*Exercise prompt*. Rewrite every line of the items below as one numbered list, and omit any blank lines.

*Information given*.

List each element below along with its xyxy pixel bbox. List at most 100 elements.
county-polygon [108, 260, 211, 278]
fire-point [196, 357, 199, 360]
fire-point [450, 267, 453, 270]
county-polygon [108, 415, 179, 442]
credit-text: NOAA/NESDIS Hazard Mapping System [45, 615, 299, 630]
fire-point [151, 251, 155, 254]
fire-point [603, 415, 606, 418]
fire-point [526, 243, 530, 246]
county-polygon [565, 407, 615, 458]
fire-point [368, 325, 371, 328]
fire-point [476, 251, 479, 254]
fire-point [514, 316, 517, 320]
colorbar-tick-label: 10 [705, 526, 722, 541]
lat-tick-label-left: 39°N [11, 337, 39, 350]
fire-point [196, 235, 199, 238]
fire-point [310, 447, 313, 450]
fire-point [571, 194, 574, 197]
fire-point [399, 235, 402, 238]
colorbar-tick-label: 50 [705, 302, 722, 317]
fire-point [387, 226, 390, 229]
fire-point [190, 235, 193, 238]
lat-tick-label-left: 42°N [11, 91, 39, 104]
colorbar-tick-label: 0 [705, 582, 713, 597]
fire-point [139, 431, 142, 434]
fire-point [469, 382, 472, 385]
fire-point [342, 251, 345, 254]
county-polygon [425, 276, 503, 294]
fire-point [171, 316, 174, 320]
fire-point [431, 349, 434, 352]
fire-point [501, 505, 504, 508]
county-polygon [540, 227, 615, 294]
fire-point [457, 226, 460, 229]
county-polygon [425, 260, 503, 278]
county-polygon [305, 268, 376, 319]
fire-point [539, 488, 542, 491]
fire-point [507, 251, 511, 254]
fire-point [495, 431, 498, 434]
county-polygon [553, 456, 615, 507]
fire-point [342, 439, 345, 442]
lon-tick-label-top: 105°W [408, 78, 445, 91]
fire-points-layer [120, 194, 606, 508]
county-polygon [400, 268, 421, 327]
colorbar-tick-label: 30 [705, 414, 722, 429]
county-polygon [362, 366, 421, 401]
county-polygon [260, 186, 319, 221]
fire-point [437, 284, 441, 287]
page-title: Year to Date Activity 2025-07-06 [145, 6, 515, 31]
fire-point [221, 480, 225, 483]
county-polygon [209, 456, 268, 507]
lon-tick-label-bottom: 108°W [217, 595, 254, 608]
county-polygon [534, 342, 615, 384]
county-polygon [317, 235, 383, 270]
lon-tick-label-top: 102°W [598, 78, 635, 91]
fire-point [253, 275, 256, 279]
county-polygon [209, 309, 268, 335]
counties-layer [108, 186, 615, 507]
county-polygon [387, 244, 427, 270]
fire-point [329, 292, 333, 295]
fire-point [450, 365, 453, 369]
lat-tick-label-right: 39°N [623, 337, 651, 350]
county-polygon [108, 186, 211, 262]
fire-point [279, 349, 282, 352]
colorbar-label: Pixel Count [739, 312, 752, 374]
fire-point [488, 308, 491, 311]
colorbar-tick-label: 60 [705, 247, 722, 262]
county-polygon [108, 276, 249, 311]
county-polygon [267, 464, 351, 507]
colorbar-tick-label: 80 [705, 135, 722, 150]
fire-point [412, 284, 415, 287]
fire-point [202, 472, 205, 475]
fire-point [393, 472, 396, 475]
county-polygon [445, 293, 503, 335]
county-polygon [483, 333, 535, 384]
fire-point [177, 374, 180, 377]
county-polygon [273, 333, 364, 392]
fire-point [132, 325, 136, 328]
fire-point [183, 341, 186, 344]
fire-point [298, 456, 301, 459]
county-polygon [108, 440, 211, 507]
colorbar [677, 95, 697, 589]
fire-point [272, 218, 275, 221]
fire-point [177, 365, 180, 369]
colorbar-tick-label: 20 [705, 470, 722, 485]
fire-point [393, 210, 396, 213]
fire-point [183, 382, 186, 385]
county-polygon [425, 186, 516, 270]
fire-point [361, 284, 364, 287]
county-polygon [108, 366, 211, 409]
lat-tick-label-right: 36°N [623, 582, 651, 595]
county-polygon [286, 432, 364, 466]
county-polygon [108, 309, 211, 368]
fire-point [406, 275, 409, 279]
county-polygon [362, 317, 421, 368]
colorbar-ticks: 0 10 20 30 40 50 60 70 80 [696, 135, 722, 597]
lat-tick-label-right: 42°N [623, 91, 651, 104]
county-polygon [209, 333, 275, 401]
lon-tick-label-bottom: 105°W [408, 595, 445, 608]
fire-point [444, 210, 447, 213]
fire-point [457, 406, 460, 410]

*Solution to this task*.
1. List each element below along with its xyxy pixel bbox. List at most 100 elements.
2. county-polygon [108, 260, 211, 278]
3. fire-point [196, 357, 199, 360]
4. fire-point [450, 267, 453, 270]
5. county-polygon [108, 415, 179, 442]
6. credit-text: NOAA/NESDIS Hazard Mapping System [45, 615, 299, 630]
7. fire-point [151, 251, 155, 254]
8. fire-point [603, 415, 606, 418]
9. fire-point [526, 243, 530, 246]
10. county-polygon [565, 407, 615, 458]
11. fire-point [368, 325, 371, 328]
12. fire-point [476, 251, 479, 254]
13. fire-point [514, 316, 517, 320]
14. colorbar-tick-label: 10 [705, 526, 722, 541]
15. lat-tick-label-left: 39°N [11, 337, 39, 350]
16. fire-point [196, 235, 199, 238]
17. fire-point [310, 447, 313, 450]
18. fire-point [571, 194, 574, 197]
19. fire-point [399, 235, 402, 238]
20. colorbar-tick-label: 50 [705, 302, 722, 317]
21. fire-point [387, 226, 390, 229]
22. fire-point [190, 235, 193, 238]
23. lat-tick-label-left: 42°N [11, 91, 39, 104]
24. colorbar-tick-label: 0 [705, 582, 713, 597]
25. fire-point [139, 431, 142, 434]
26. fire-point [469, 382, 472, 385]
27. fire-point [342, 251, 345, 254]
28. county-polygon [425, 276, 503, 294]
29. fire-point [171, 316, 174, 320]
30. fire-point [431, 349, 434, 352]
31. fire-point [501, 505, 504, 508]
32. county-polygon [540, 227, 615, 294]
33. fire-point [457, 226, 460, 229]
34. county-polygon [425, 260, 503, 278]
35. county-polygon [305, 268, 376, 319]
36. fire-point [539, 488, 542, 491]
37. fire-point [507, 251, 511, 254]
38. fire-point [495, 431, 498, 434]
39. county-polygon [553, 456, 615, 507]
40. fire-point [342, 439, 345, 442]
41. lon-tick-label-top: 105°W [408, 78, 445, 91]
42. fire-points-layer [120, 194, 606, 508]
43. county-polygon [400, 268, 421, 327]
44. colorbar-tick-label: 30 [705, 414, 722, 429]
45. county-polygon [362, 366, 421, 401]
46. county-polygon [260, 186, 319, 221]
47. fire-point [437, 284, 441, 287]
48. page-title: Year to Date Activity 2025-07-06 [145, 6, 515, 31]
49. fire-point [221, 480, 225, 483]
50. county-polygon [209, 456, 268, 507]
51. lon-tick-label-bottom: 108°W [217, 595, 254, 608]
52. county-polygon [534, 342, 615, 384]
53. county-polygon [317, 235, 383, 270]
54. lon-tick-label-top: 102°W [598, 78, 635, 91]
55. fire-point [253, 275, 256, 279]
56. county-polygon [209, 309, 268, 335]
57. counties-layer [108, 186, 615, 507]
58. county-polygon [387, 244, 427, 270]
59. fire-point [329, 292, 333, 295]
60. fire-point [450, 365, 453, 369]
61. lat-tick-label-right: 39°N [623, 337, 651, 350]
62. county-polygon [108, 186, 211, 262]
63. fire-point [279, 349, 282, 352]
64. colorbar-label: Pixel Count [739, 312, 752, 374]
65. fire-point [488, 308, 491, 311]
66. colorbar-tick-label: 60 [705, 247, 722, 262]
67. county-polygon [108, 276, 249, 311]
68. county-polygon [267, 464, 351, 507]
69. colorbar-tick-label: 80 [705, 135, 722, 150]
70. fire-point [412, 284, 415, 287]
71. fire-point [202, 472, 205, 475]
72. fire-point [393, 472, 396, 475]
73. county-polygon [445, 293, 503, 335]
74. county-polygon [483, 333, 535, 384]
75. fire-point [177, 374, 180, 377]
76. county-polygon [273, 333, 364, 392]
77. fire-point [132, 325, 136, 328]
78. fire-point [183, 341, 186, 344]
79. fire-point [298, 456, 301, 459]
80. county-polygon [108, 440, 211, 507]
81. colorbar [677, 95, 697, 589]
82. fire-point [272, 218, 275, 221]
83. fire-point [177, 365, 180, 369]
84. colorbar-tick-label: 20 [705, 470, 722, 485]
85. fire-point [393, 210, 396, 213]
86. fire-point [183, 382, 186, 385]
87. county-polygon [425, 186, 516, 270]
88. fire-point [361, 284, 364, 287]
89. county-polygon [108, 366, 211, 409]
90. lat-tick-label-right: 36°N [623, 582, 651, 595]
91. county-polygon [286, 432, 364, 466]
92. county-polygon [108, 309, 211, 368]
93. fire-point [406, 275, 409, 279]
94. county-polygon [362, 317, 421, 368]
95. colorbar-ticks: 0 10 20 30 40 50 60 70 80 [696, 135, 722, 597]
96. lat-tick-label-right: 42°N [623, 91, 651, 104]
97. county-polygon [209, 333, 275, 401]
98. lon-tick-label-bottom: 105°W [408, 595, 445, 608]
99. fire-point [444, 210, 447, 213]
100. fire-point [457, 406, 460, 410]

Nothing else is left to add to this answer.